(Stored records)
# # # #
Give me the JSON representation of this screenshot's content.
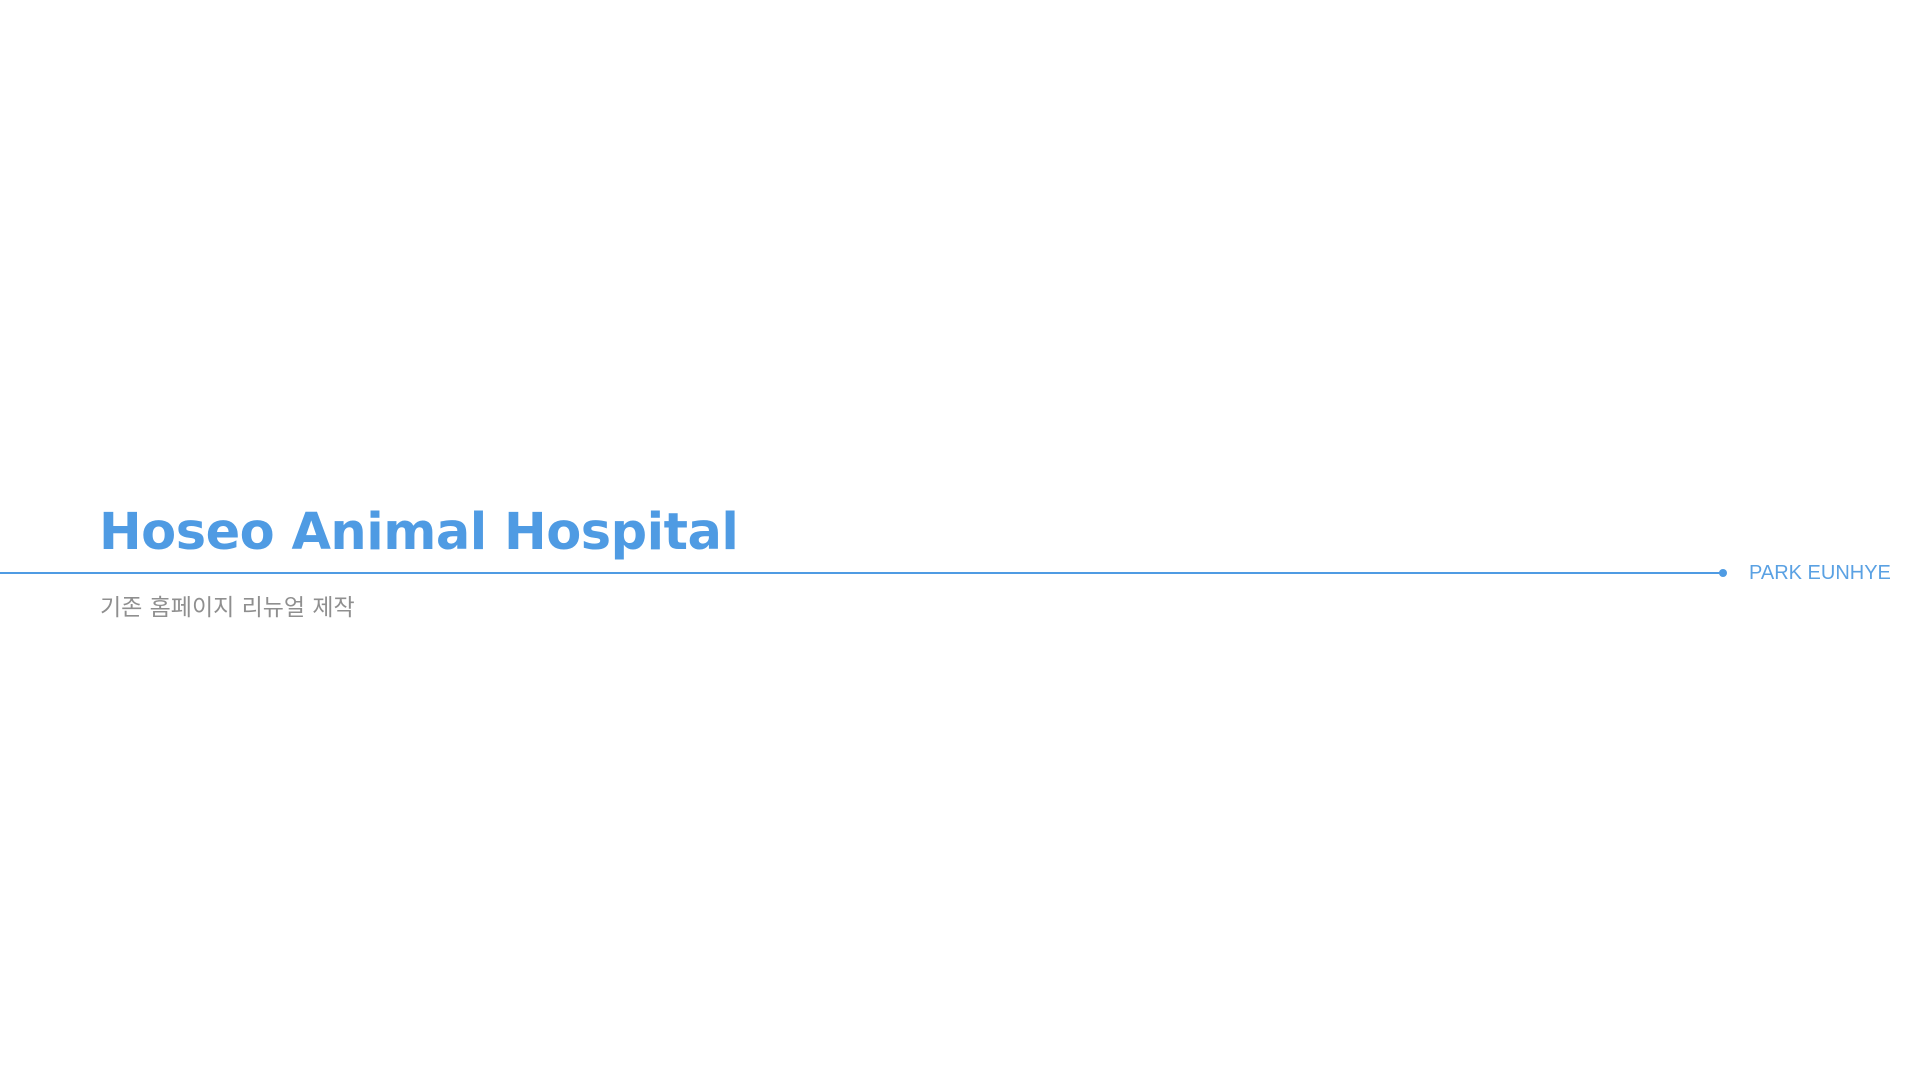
{
  "slide": {
    "title": "Hoseo Animal Hospital",
    "subtitle": "기존 홈페이지 리뉴얼 제작",
    "author": "PARK EUNHYE"
  },
  "colors": {
    "accent": "#4f9be3",
    "subtitle": "#8f8f8f",
    "background": "#ffffff"
  }
}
# # # #
**What you need to do**
Repeat the records in full, exactly as they appear, without the pictures.

**Solution to the exercise**
Give me the JSON representation of this screenshot's content.
{
  "slide": {
    "title": "Hoseo Animal Hospital",
    "subtitle": "기존 홈페이지 리뉴얼 제작",
    "author": "PARK EUNHYE"
  },
  "colors": {
    "accent": "#4f9be3",
    "subtitle": "#8f8f8f",
    "background": "#ffffff"
  }
}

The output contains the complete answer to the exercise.